Rewrite the entries from the first line up to and including the line with "y-tick-label: 5 [62,384,82,420]", substituting "Label" for "Text" and leaving everything else unchanged.

>> BEGIN Dataset records

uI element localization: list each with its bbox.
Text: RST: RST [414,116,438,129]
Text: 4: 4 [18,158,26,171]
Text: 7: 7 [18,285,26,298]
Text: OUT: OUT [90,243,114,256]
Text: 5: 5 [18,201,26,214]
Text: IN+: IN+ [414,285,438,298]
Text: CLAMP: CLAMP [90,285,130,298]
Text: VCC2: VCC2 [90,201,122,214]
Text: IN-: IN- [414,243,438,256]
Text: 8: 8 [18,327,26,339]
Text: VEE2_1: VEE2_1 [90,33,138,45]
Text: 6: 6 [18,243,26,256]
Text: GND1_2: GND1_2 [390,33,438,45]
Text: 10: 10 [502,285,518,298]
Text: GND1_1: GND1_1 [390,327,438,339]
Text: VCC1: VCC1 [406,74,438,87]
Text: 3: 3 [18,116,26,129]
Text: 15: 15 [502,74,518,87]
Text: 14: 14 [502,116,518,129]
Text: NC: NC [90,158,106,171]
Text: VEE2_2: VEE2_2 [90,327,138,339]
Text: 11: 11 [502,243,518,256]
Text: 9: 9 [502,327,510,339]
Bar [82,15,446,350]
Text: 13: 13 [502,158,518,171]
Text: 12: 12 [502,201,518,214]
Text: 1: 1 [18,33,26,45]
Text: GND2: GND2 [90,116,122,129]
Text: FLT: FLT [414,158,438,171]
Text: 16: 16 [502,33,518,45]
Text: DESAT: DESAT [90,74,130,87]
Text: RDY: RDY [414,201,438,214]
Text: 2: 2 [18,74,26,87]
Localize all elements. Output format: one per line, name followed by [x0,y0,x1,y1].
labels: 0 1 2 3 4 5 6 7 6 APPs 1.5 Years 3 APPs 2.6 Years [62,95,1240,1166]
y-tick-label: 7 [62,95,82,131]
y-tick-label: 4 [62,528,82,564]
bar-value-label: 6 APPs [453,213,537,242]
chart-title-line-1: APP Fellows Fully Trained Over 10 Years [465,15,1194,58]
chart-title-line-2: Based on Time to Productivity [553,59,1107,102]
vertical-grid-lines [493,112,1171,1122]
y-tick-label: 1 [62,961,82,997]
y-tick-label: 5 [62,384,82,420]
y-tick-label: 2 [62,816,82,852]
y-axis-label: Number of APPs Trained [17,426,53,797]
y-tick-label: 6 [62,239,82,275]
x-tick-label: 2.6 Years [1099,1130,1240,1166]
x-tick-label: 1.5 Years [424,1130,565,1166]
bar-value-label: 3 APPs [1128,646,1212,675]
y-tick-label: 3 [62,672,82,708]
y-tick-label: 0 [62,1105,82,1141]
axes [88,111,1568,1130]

>> END Dataset records

Output of the exercise =>
uI element localization: list each with its bbox.
Label: RST: RST [414,116,438,129]
Label: 4: 4 [18,158,26,171]
Label: 7: 7 [18,285,26,298]
Label: OUT: OUT [90,243,114,256]
Label: 5: 5 [18,201,26,214]
Label: IN+: IN+ [414,285,438,298]
Label: CLAMP: CLAMP [90,285,130,298]
Label: VCC2: VCC2 [90,201,122,214]
Label: IN-: IN- [414,243,438,256]
Label: 8: 8 [18,327,26,339]
Label: VEE2_1: VEE2_1 [90,33,138,45]
Label: 6: 6 [18,243,26,256]
Label: GND1_2: GND1_2 [390,33,438,45]
Label: 10: 10 [502,285,518,298]
Label: GND1_1: GND1_1 [390,327,438,339]
Label: VCC1: VCC1 [406,74,438,87]
Label: 3: 3 [18,116,26,129]
Label: 15: 15 [502,74,518,87]
Label: 14: 14 [502,116,518,129]
Label: NC: NC [90,158,106,171]
Label: VEE2_2: VEE2_2 [90,327,138,339]
Label: 11: 11 [502,243,518,256]
Label: 9: 9 [502,327,510,339]
Bar [82,15,446,350]
Label: 13: 13 [502,158,518,171]
Label: 12: 12 [502,201,518,214]
Label: 1: 1 [18,33,26,45]
Label: GND2: GND2 [90,116,122,129]
Label: FLT: FLT [414,158,438,171]
Label: 16: 16 [502,33,518,45]
Label: DESAT: DESAT [90,74,130,87]
Label: RDY: RDY [414,201,438,214]
Label: 2: 2 [18,74,26,87]
Localize all elements. Output format: one per line, name followed by [x0,y0,x1,y1].
labels: 0 1 2 3 4 5 6 7 6 APPs 1.5 Years 3 APPs 2.6 Years [62,95,1240,1166]
y-tick-label: 7 [62,95,82,131]
y-tick-label: 4 [62,528,82,564]
bar-value-label: 6 APPs [453,213,537,242]
chart-title-line-1: APP Fellows Fully Trained Over 10 Years [465,15,1194,58]
chart-title-line-2: Based on Time to Productivity [553,59,1107,102]
vertical-grid-lines [493,112,1171,1122]
y-tick-label: 1 [62,961,82,997]
y-tick-label: 5 [62,384,82,420]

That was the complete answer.